A run of records:
──────────
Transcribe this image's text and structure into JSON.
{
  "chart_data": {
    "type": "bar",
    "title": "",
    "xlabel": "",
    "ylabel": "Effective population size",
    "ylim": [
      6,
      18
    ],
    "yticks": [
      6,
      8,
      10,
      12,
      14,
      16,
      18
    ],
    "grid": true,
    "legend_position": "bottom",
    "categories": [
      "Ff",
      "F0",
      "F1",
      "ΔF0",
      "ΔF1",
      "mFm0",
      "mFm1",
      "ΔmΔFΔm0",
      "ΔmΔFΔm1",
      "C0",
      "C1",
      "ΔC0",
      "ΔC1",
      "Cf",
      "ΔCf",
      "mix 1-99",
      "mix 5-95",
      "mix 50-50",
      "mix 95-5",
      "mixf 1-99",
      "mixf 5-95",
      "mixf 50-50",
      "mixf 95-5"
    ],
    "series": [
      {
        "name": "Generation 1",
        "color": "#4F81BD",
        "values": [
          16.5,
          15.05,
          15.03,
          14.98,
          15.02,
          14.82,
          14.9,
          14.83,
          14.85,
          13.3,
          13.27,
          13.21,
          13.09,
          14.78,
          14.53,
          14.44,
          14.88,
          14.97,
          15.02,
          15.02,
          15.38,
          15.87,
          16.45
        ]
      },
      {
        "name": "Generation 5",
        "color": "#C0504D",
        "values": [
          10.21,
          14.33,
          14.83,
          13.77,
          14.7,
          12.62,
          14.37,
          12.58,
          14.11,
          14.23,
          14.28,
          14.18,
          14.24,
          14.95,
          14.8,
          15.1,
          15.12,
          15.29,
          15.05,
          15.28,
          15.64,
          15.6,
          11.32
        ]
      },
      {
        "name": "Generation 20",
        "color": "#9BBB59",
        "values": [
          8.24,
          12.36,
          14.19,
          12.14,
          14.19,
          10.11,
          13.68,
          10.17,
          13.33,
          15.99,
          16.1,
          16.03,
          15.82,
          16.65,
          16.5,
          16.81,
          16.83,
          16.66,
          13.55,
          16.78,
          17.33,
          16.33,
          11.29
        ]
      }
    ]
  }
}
──────────
• WHAT IS EXPECTED: Write out every record verbatim.

• WRITTEN RESPONSE:
Transcribe this image's text and structure into JSON.
{
  "chart_data": {
    "type": "bar",
    "title": "",
    "xlabel": "",
    "ylabel": "Effective population size",
    "ylim": [
      6,
      18
    ],
    "yticks": [
      6,
      8,
      10,
      12,
      14,
      16,
      18
    ],
    "grid": true,
    "legend_position": "bottom",
    "categories": [
      "Ff",
      "F0",
      "F1",
      "ΔF0",
      "ΔF1",
      "mFm0",
      "mFm1",
      "ΔmΔFΔm0",
      "ΔmΔFΔm1",
      "C0",
      "C1",
      "ΔC0",
      "ΔC1",
      "Cf",
      "ΔCf",
      "mix 1-99",
      "mix 5-95",
      "mix 50-50",
      "mix 95-5",
      "mixf 1-99",
      "mixf 5-95",
      "mixf 50-50",
      "mixf 95-5"
    ],
    "series": [
      {
        "name": "Generation 1",
        "color": "#4F81BD",
        "values": [
          16.5,
          15.05,
          15.03,
          14.98,
          15.02,
          14.82,
          14.9,
          14.83,
          14.85,
          13.3,
          13.27,
          13.21,
          13.09,
          14.78,
          14.53,
          14.44,
          14.88,
          14.97,
          15.02,
          15.02,
          15.38,
          15.87,
          16.45
        ]
      },
      {
        "name": "Generation 5",
        "color": "#C0504D",
        "values": [
          10.21,
          14.33,
          14.83,
          13.77,
          14.7,
          12.62,
          14.37,
          12.58,
          14.11,
          14.23,
          14.28,
          14.18,
          14.24,
          14.95,
          14.8,
          15.1,
          15.12,
          15.29,
          15.05,
          15.28,
          15.64,
          15.6,
          11.32
        ]
      },
      {
        "name": "Generation 20",
        "color": "#9BBB59",
        "values": [
          8.24,
          12.36,
          14.19,
          12.14,
          14.19,
          10.11,
          13.68,
          10.17,
          13.33,
          15.99,
          16.1,
          16.03,
          15.82,
          16.65,
          16.5,
          16.81,
          16.83,
          16.66,
          13.55,
          16.78,
          17.33,
          16.33,
          11.29
        ]
      }
    ]
  }
}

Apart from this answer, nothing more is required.